TEXT PROVIDED:
Segment Open

Personal information
- Born: August 2, 1867 Peoria, Illinois, United States
- Died: February 13, 1925 (aged 57) Jamaica, New York, US
- Occupations: Jockey & trainer

Horse racing career
- Sport: Horse racing
- Career wins: 1,437

Major racing wins
- United States wins: September Stakes (1890) Dolphin Stakes (1891, 1893) Double Event Stakes (part 2) (1891, 1892, 1899) June Stakes (1891, 1892, 1896, 1899) Juvenile Stakes (1891) Ladies Handicap (1891, 1897) Reapers Stakes (1891, 1896, 1898) Sapphire Stakes (1891) Spring Stakes (1891, 1896, 1897) Flight Stakes (1892, 1896) Great Eclipse Stakes (1892, 1893) Hudson Stakes (1892, 1896) Metropolitan Handicap (1892, 1894) Spindrift Stakes (1892, 1897) Surf Stakes (1892) Zephyr Stakes (1892) Autumn Stakes (1893, 1895, 1897) Belmont Futurity Stakes (1893) Champagne Stakes (1893, 1894) Double Event Stakes (part 1) (1893) Fashion Stakes (1893, 1899) First Special Stakes (1893) Great American Stakes (1893, 1896) Matron Stakes (1893, 1894) Withers Stakes (1893, 1894) Brooklyn Handicap (1893, 1894, 1896) Flying Handicap (1894, 1895) Suburban Handicap (1894) Travers Stakes (1894, 1897) Russet Stakes (1895) Twin City Handicap (1895, 1897) Autumn Maiden Stakes (1896) Daisy Stakes (1896, 1897) Gazelle Handicap (1896) Great Eastern Handicap (1896, 1897) Vernal Stakes (1897) Rancho Del Paso Stakes (1898) European race wins: Austria-Hungary Königspreis (1908) Deutsches Derby (1909) Preis des Winterfavoriten (1912, 1913) American Classics wins: Kentucky Derby (1899) Preakness Stakes (1894, 1895) Belmont Stakes (1895) As a trainer: Juvenile Stakes (1923)

Honours
- United States Racing Hall of Fame (1955)

Significant horses
- Domino, Assignee, Henry of Navarre Diablo, Belmar, Manuel

= Fred Taral =

American jockey (1867–1925)

Frederick J. Taral (August 2, 1867 – February 13, 1925) was an American Hall of Fame jockey.

==Jockey career==
Taral began his career in racing in the 1880s at small racetracks in Oklahoma.

In 1883, he rode his first competitive thoroughbred in a race at Washington Park.

By 1889, he was among the 24-member jockey colony at the Fair Grounds Race Course in New Orleans and competed in his first Kentucky Derby.

According to The Boston Post, he was the highest-earning jockey in the US in 1894, with an estimated combined payout of US$20,000. Reports published at the time suggested he had even completed one season with a broken arm.

Segment Closed

USING THE INFORMATION:
• 1. Rewrite the part of the Fred Taral text starting at "Frederick J. Taral" and ending at "at Washington Park.", replacing "Oklahoma" with "Kentucky".
• 2. Answer these questions from the Fred Taral text.
(a) How many career wins does the text credit him with?
(b) In what year was he inducted into the United States Racing Hall of Fame?
(c) At which racetrack did he ride his first competitive thoroughbred in 1883?

SUPPLIED RECORDS:
Segment Open

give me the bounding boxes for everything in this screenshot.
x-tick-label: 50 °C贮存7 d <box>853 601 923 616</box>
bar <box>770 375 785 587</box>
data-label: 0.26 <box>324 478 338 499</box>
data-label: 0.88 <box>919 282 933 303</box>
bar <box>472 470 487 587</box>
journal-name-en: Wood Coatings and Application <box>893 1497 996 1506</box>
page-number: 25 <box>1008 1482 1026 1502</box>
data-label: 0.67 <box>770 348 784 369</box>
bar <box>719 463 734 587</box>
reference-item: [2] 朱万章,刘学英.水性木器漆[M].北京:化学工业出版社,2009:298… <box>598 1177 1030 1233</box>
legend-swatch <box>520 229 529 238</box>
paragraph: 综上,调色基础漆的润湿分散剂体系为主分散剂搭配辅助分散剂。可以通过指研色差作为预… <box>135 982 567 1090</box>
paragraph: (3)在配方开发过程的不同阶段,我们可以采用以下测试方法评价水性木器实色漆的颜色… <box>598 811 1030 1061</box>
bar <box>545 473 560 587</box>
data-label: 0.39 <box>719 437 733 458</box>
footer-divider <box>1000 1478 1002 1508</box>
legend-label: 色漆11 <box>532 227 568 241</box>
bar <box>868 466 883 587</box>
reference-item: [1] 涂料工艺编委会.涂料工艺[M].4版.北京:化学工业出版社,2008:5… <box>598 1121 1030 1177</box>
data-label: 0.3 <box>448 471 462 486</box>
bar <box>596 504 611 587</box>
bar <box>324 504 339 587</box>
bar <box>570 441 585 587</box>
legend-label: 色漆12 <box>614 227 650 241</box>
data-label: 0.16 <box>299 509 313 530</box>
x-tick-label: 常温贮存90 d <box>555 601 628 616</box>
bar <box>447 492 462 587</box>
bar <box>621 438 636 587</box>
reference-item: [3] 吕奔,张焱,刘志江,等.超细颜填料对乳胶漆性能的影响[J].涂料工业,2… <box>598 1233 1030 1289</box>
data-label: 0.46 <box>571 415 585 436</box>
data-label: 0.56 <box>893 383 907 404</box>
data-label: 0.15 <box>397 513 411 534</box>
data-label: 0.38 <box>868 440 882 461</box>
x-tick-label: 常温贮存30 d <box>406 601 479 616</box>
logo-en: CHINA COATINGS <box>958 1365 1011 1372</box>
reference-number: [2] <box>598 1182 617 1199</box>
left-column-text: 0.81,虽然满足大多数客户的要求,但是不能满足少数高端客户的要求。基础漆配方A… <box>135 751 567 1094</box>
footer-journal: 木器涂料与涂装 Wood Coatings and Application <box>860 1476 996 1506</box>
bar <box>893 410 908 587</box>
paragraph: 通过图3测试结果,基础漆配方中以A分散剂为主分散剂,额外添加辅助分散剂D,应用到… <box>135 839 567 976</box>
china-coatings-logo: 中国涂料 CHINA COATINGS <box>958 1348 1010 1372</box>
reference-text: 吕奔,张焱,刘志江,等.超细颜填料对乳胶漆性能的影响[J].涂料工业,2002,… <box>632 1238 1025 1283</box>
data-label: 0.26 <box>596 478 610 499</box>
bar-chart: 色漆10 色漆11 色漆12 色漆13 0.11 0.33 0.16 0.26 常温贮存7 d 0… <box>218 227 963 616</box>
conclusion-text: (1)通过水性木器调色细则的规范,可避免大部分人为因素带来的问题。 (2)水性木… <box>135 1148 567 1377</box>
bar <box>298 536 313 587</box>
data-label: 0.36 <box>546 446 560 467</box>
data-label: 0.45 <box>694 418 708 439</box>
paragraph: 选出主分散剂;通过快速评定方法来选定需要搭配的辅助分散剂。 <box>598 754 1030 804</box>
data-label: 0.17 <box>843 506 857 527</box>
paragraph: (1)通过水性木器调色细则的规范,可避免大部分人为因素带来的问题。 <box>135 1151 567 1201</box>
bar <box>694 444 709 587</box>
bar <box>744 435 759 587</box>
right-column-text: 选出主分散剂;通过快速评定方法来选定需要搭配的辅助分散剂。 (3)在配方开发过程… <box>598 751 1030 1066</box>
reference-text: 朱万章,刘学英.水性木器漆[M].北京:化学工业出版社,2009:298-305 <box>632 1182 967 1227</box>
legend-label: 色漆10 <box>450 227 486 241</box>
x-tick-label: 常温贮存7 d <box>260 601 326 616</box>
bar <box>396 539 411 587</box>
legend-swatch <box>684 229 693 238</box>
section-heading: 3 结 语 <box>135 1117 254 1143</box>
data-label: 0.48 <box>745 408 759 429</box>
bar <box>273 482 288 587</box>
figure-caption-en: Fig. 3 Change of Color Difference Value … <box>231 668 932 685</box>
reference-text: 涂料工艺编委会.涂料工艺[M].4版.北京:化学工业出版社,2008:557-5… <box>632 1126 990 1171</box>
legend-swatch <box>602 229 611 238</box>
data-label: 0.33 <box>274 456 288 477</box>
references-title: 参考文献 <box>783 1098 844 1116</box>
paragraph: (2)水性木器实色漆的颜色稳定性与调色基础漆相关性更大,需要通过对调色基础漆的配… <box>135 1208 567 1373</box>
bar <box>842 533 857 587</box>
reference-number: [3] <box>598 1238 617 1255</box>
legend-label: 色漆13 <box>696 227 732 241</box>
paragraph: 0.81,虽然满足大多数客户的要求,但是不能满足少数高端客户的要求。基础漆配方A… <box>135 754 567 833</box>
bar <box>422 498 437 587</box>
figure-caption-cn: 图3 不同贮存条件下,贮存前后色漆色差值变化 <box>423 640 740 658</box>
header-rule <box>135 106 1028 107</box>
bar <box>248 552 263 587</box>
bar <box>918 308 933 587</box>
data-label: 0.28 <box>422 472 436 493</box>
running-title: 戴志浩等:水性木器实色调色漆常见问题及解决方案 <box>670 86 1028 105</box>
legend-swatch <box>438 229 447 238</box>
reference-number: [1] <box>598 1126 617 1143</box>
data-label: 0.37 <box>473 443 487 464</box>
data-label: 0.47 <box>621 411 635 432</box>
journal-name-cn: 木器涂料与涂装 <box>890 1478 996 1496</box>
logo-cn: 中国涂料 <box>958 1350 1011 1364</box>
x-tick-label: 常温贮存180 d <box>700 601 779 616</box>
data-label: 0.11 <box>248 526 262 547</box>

Segment Closed

ANSWER SECTION:
• 1.
Frederick J. Taral (August 2, 1867 – February 13, 1925) was an American Hall of Fame jockey.

==Jockey career==
Taral began his career in racing in the 1880s at small racetracks in Kentucky.

In 1883, he rode his first competitive thoroughbred in a race at Washington Park.

• 2.
(a) 1,437
(b) 1955
(c) Washington Park